** start of Task inputs **

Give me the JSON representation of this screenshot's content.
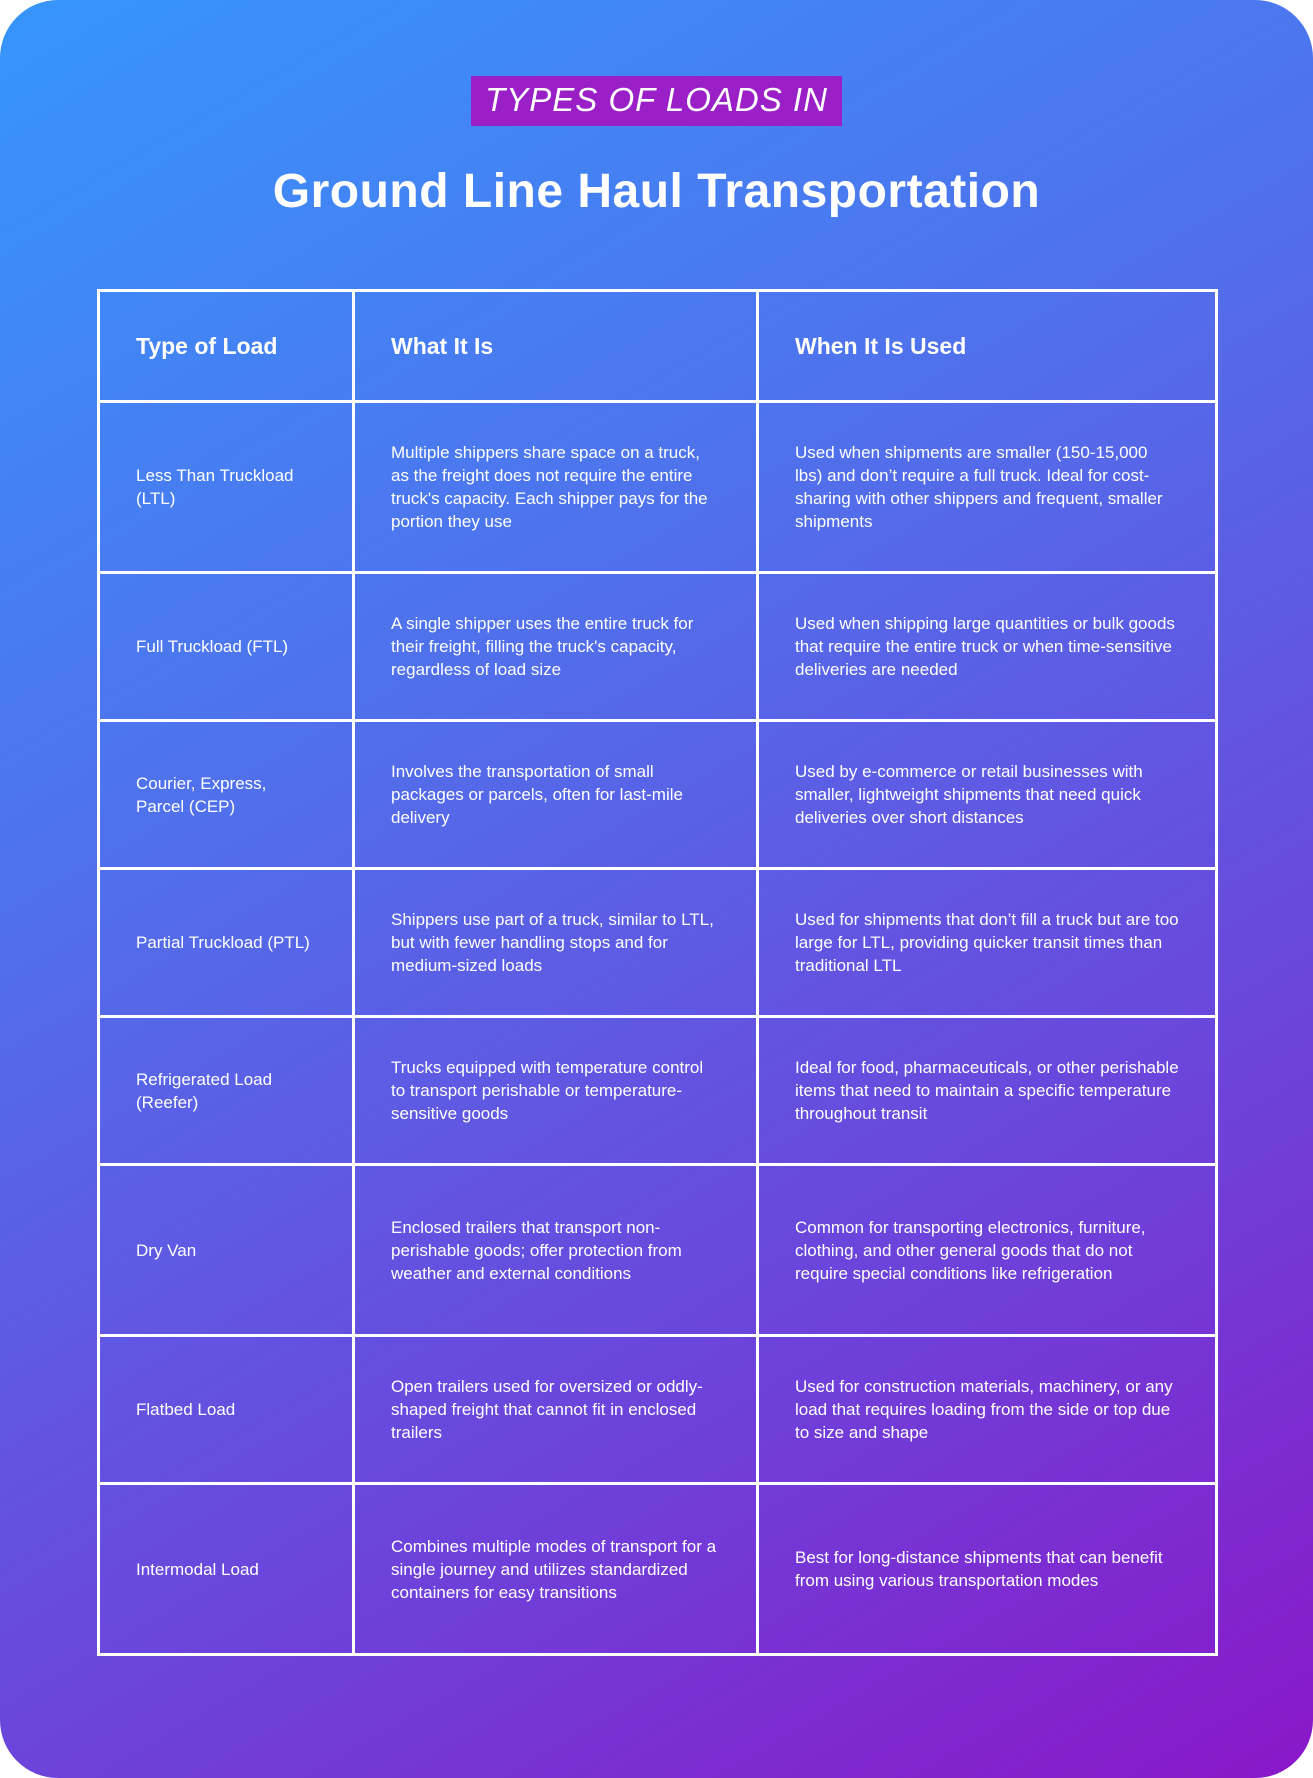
{
  "header": {
    "eyebrow": "TYPES OF LOADS IN",
    "title": "Ground Line Haul Transportation"
  },
  "table": {
    "columns": [
      "Type of Load",
      "What It Is",
      "When It Is Used"
    ],
    "rows": [
      {
        "type": "Less Than Truckload (LTL)",
        "what": "Multiple shippers share space on a truck, as the freight does not require the entire truck's capacity. Each shipper pays for the portion they use",
        "when": "Used when shipments are smaller (150-15,000 lbs) and don’t require a full truck. Ideal for cost-sharing with other shippers and frequent, smaller shipments"
      },
      {
        "type": "Full Truckload (FTL)",
        "what": "A single shipper uses the entire truck for their freight, filling the truck's capacity, regardless of load size",
        "when": "Used when shipping large quantities or bulk goods that require the entire truck or when time-sensitive deliveries are needed"
      },
      {
        "type": "Courier, Express, Parcel (CEP)",
        "what": "Involves the transportation of small packages or parcels, often for last-mile delivery",
        "when": "Used by e-commerce or retail businesses with smaller, lightweight shipments that need quick deliveries over short distances"
      },
      {
        "type": "Partial Truckload (PTL)",
        "what": "Shippers use part of a truck, similar to LTL, but with fewer handling stops and for medium-sized loads",
        "when": "Used for shipments that don’t fill a truck but are too large for LTL, providing quicker transit times than traditional LTL"
      },
      {
        "type": "Refrigerated Load (Reefer)",
        "what": "Trucks equipped with temperature control to transport perishable or temperature-sensitive goods",
        "when": "Ideal for food, pharmaceuticals, or other perishable items that need to maintain a specific temperature throughout transit"
      },
      {
        "type": "Dry Van",
        "what": "Enclosed trailers that transport non-perishable goods; offer protection from weather and external conditions",
        "when": "Common for transporting electronics, furniture, clothing, and other general goods that do not require special conditions like refrigeration"
      },
      {
        "type": "Flatbed Load",
        "what": "Open trailers used for oversized or oddly-shaped freight that cannot fit in enclosed trailers",
        "when": "Used for construction materials, machinery, or any load that requires loading from the side or top due to size and shape"
      },
      {
        "type": "Intermodal Load",
        "what": "Combines multiple modes of transport for a single journey and utilizes standardized containers for easy transitions",
        "when": "Best for long-distance shipments that can benefit from using various transportation modes"
      }
    ]
  }
}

** end of Task inputs **

■ **Exercise instructions**
Identify every line above with the string "Truckload" in it. Copy those lines.

■ **Completed task**
        "type": "Less Than Truckload (LTL)",
        "type": "Full Truckload (FTL)",
        "type": "Partial Truckload (PTL)",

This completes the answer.